--- start ---

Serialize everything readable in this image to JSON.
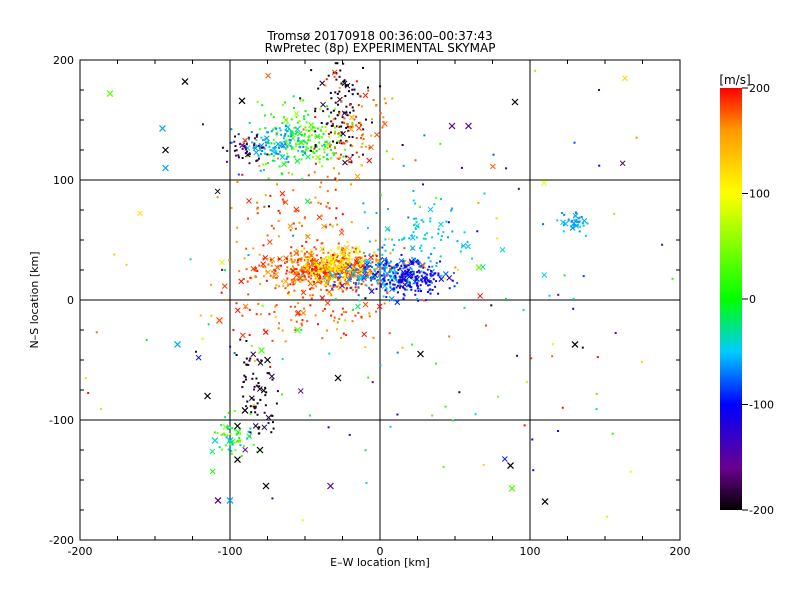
{
  "chart_data": {
    "type": "scatter",
    "title": "Tromsø 20170918 00:36:00–00:37:43",
    "subtitle": "RwPretec (8p) EXPERIMENTAL SKYMAP",
    "xlabel": "E–W location [km]",
    "ylabel": "N–S location [km]",
    "xlim": [
      -200,
      200
    ],
    "ylim": [
      -200,
      200
    ],
    "xticks": [
      -200,
      -100,
      0,
      100,
      200
    ],
    "yticks": [
      -200,
      -100,
      0,
      100,
      200
    ],
    "grid": true,
    "colorbar": {
      "label": "[m/s]",
      "min": -200,
      "max": 200,
      "ticks": [
        200,
        100,
        0,
        -100,
        -200
      ],
      "stops": [
        {
          "v": -200,
          "c": "#000000"
        },
        {
          "v": -160,
          "c": "#6a0090"
        },
        {
          "v": -100,
          "c": "#0000ff"
        },
        {
          "v": -50,
          "c": "#00ccff"
        },
        {
          "v": 0,
          "c": "#00ff00"
        },
        {
          "v": 100,
          "c": "#ffff00"
        },
        {
          "v": 160,
          "c": "#ff9900"
        },
        {
          "v": 200,
          "c": "#ff0000"
        }
      ]
    },
    "clusters": [
      {
        "x": -38,
        "y": 25,
        "sx": 22,
        "sy": 8,
        "n": 520,
        "vmin": 150,
        "vmax": 200
      },
      {
        "x": -30,
        "y": 30,
        "sx": 10,
        "sy": 8,
        "n": 160,
        "vmin": 80,
        "vmax": 140
      },
      {
        "x": 8,
        "y": 20,
        "sx": 16,
        "sy": 8,
        "n": 240,
        "vmin": -90,
        "vmax": -40
      },
      {
        "x": 20,
        "y": 18,
        "sx": 10,
        "sy": 7,
        "n": 150,
        "vmin": -130,
        "vmax": -100
      },
      {
        "x": -50,
        "y": 135,
        "sx": 15,
        "sy": 14,
        "n": 180,
        "vmin": -20,
        "vmax": 60
      },
      {
        "x": -70,
        "y": 130,
        "sx": 12,
        "sy": 8,
        "n": 100,
        "vmin": -70,
        "vmax": -40
      },
      {
        "x": -90,
        "y": 125,
        "sx": 6,
        "sy": 6,
        "n": 40,
        "vmin": -200,
        "vmax": -160
      },
      {
        "x": -25,
        "y": 160,
        "sx": 10,
        "sy": 18,
        "n": 100,
        "vmin": -200,
        "vmax": -180
      },
      {
        "x": -20,
        "y": 140,
        "sx": 12,
        "sy": 20,
        "n": 90,
        "vmin": 150,
        "vmax": 200
      },
      {
        "x": -55,
        "y": 60,
        "sx": 22,
        "sy": 25,
        "n": 100,
        "vmin": 150,
        "vmax": 200
      },
      {
        "x": 30,
        "y": 55,
        "sx": 25,
        "sy": 15,
        "n": 80,
        "vmin": -60,
        "vmax": -30
      },
      {
        "x": 130,
        "y": 65,
        "sx": 5,
        "sy": 5,
        "n": 40,
        "vmin": -70,
        "vmax": -40
      },
      {
        "x": -82,
        "y": -75,
        "sx": 6,
        "sy": 20,
        "n": 70,
        "vmin": -200,
        "vmax": -180
      },
      {
        "x": -98,
        "y": -115,
        "sx": 6,
        "sy": 10,
        "n": 60,
        "vmin": -60,
        "vmax": 60
      },
      {
        "x": -40,
        "y": -10,
        "sx": 30,
        "sy": 15,
        "n": 90,
        "vmin": 160,
        "vmax": 200
      },
      {
        "x": 0,
        "y": 0,
        "sx": 110,
        "sy": 110,
        "n": 200,
        "vmin": -200,
        "vmax": 200
      }
    ],
    "marker_shape": "x",
    "x_marker_points": [
      [
        -180,
        172,
        40
      ],
      [
        -92,
        166,
        -200
      ],
      [
        -143,
        125,
        -200
      ],
      [
        -130,
        182,
        -200
      ],
      [
        -145,
        143,
        -60
      ],
      [
        -143,
        110,
        -60
      ],
      [
        -115,
        -80,
        -200
      ],
      [
        -108,
        -167,
        -170
      ],
      [
        -100,
        -167,
        -60
      ],
      [
        -76,
        -155,
        -200
      ],
      [
        -33,
        -155,
        -150
      ],
      [
        -28,
        -65,
        -200
      ],
      [
        27,
        -45,
        -200
      ],
      [
        130,
        -37,
        -200
      ],
      [
        87,
        -138,
        -200
      ],
      [
        110,
        -168,
        -200
      ],
      [
        90,
        165,
        -200
      ],
      [
        48,
        145,
        -160
      ],
      [
        59,
        145,
        -150
      ],
      [
        66,
        27,
        40
      ],
      [
        -135,
        -37,
        -60
      ],
      [
        -107,
        -17,
        180
      ],
      [
        -75,
        -50,
        -200
      ],
      [
        -90,
        -92,
        -200
      ],
      [
        -95,
        -105,
        -200
      ],
      [
        -80,
        -125,
        -200
      ],
      [
        -100,
        -117,
        -50
      ],
      [
        -95,
        -133,
        -200
      ],
      [
        -110,
        -117,
        -40
      ],
      [
        88,
        -157,
        30
      ],
      [
        -79,
        -42,
        30
      ],
      [
        -55,
        -25,
        30
      ]
    ]
  }
}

--- end ---

§ **WHAT NEEDS TO BE DONE**:
Leave out the pictures and print each record exactly as it stands.

§ **THE SOLUTION**:
Serialize everything readable in this image to JSON.
{
  "chart_data": {
    "type": "scatter",
    "title": "Tromsø 20170918 00:36:00–00:37:43",
    "subtitle": "RwPretec (8p) EXPERIMENTAL SKYMAP",
    "xlabel": "E–W location [km]",
    "ylabel": "N–S location [km]",
    "xlim": [
      -200,
      200
    ],
    "ylim": [
      -200,
      200
    ],
    "xticks": [
      -200,
      -100,
      0,
      100,
      200
    ],
    "yticks": [
      -200,
      -100,
      0,
      100,
      200
    ],
    "grid": true,
    "colorbar": {
      "label": "[m/s]",
      "min": -200,
      "max": 200,
      "ticks": [
        200,
        100,
        0,
        -100,
        -200
      ],
      "stops": [
        {
          "v": -200,
          "c": "#000000"
        },
        {
          "v": -160,
          "c": "#6a0090"
        },
        {
          "v": -100,
          "c": "#0000ff"
        },
        {
          "v": -50,
          "c": "#00ccff"
        },
        {
          "v": 0,
          "c": "#00ff00"
        },
        {
          "v": 100,
          "c": "#ffff00"
        },
        {
          "v": 160,
          "c": "#ff9900"
        },
        {
          "v": 200,
          "c": "#ff0000"
        }
      ]
    },
    "clusters": [
      {
        "x": -38,
        "y": 25,
        "sx": 22,
        "sy": 8,
        "n": 520,
        "vmin": 150,
        "vmax": 200
      },
      {
        "x": -30,
        "y": 30,
        "sx": 10,
        "sy": 8,
        "n": 160,
        "vmin": 80,
        "vmax": 140
      },
      {
        "x": 8,
        "y": 20,
        "sx": 16,
        "sy": 8,
        "n": 240,
        "vmin": -90,
        "vmax": -40
      },
      {
        "x": 20,
        "y": 18,
        "sx": 10,
        "sy": 7,
        "n": 150,
        "vmin": -130,
        "vmax": -100
      },
      {
        "x": -50,
        "y": 135,
        "sx": 15,
        "sy": 14,
        "n": 180,
        "vmin": -20,
        "vmax": 60
      },
      {
        "x": -70,
        "y": 130,
        "sx": 12,
        "sy": 8,
        "n": 100,
        "vmin": -70,
        "vmax": -40
      },
      {
        "x": -90,
        "y": 125,
        "sx": 6,
        "sy": 6,
        "n": 40,
        "vmin": -200,
        "vmax": -160
      },
      {
        "x": -25,
        "y": 160,
        "sx": 10,
        "sy": 18,
        "n": 100,
        "vmin": -200,
        "vmax": -180
      },
      {
        "x": -20,
        "y": 140,
        "sx": 12,
        "sy": 20,
        "n": 90,
        "vmin": 150,
        "vmax": 200
      },
      {
        "x": -55,
        "y": 60,
        "sx": 22,
        "sy": 25,
        "n": 100,
        "vmin": 150,
        "vmax": 200
      },
      {
        "x": 30,
        "y": 55,
        "sx": 25,
        "sy": 15,
        "n": 80,
        "vmin": -60,
        "vmax": -30
      },
      {
        "x": 130,
        "y": 65,
        "sx": 5,
        "sy": 5,
        "n": 40,
        "vmin": -70,
        "vmax": -40
      },
      {
        "x": -82,
        "y": -75,
        "sx": 6,
        "sy": 20,
        "n": 70,
        "vmin": -200,
        "vmax": -180
      },
      {
        "x": -98,
        "y": -115,
        "sx": 6,
        "sy": 10,
        "n": 60,
        "vmin": -60,
        "vmax": 60
      },
      {
        "x": -40,
        "y": -10,
        "sx": 30,
        "sy": 15,
        "n": 90,
        "vmin": 160,
        "vmax": 200
      },
      {
        "x": 0,
        "y": 0,
        "sx": 110,
        "sy": 110,
        "n": 200,
        "vmin": -200,
        "vmax": 200
      }
    ],
    "marker_shape": "x",
    "x_marker_points": [
      [
        -180,
        172,
        40
      ],
      [
        -92,
        166,
        -200
      ],
      [
        -143,
        125,
        -200
      ],
      [
        -130,
        182,
        -200
      ],
      [
        -145,
        143,
        -60
      ],
      [
        -143,
        110,
        -60
      ],
      [
        -115,
        -80,
        -200
      ],
      [
        -108,
        -167,
        -170
      ],
      [
        -100,
        -167,
        -60
      ],
      [
        -76,
        -155,
        -200
      ],
      [
        -33,
        -155,
        -150
      ],
      [
        -28,
        -65,
        -200
      ],
      [
        27,
        -45,
        -200
      ],
      [
        130,
        -37,
        -200
      ],
      [
        87,
        -138,
        -200
      ],
      [
        110,
        -168,
        -200
      ],
      [
        90,
        165,
        -200
      ],
      [
        48,
        145,
        -160
      ],
      [
        59,
        145,
        -150
      ],
      [
        66,
        27,
        40
      ],
      [
        -135,
        -37,
        -60
      ],
      [
        -107,
        -17,
        180
      ],
      [
        -75,
        -50,
        -200
      ],
      [
        -90,
        -92,
        -200
      ],
      [
        -95,
        -105,
        -200
      ],
      [
        -80,
        -125,
        -200
      ],
      [
        -100,
        -117,
        -50
      ],
      [
        -95,
        -133,
        -200
      ],
      [
        -110,
        -117,
        -40
      ],
      [
        88,
        -157,
        30
      ],
      [
        -79,
        -42,
        30
      ],
      [
        -55,
        -25,
        30
      ]
    ]
  }
}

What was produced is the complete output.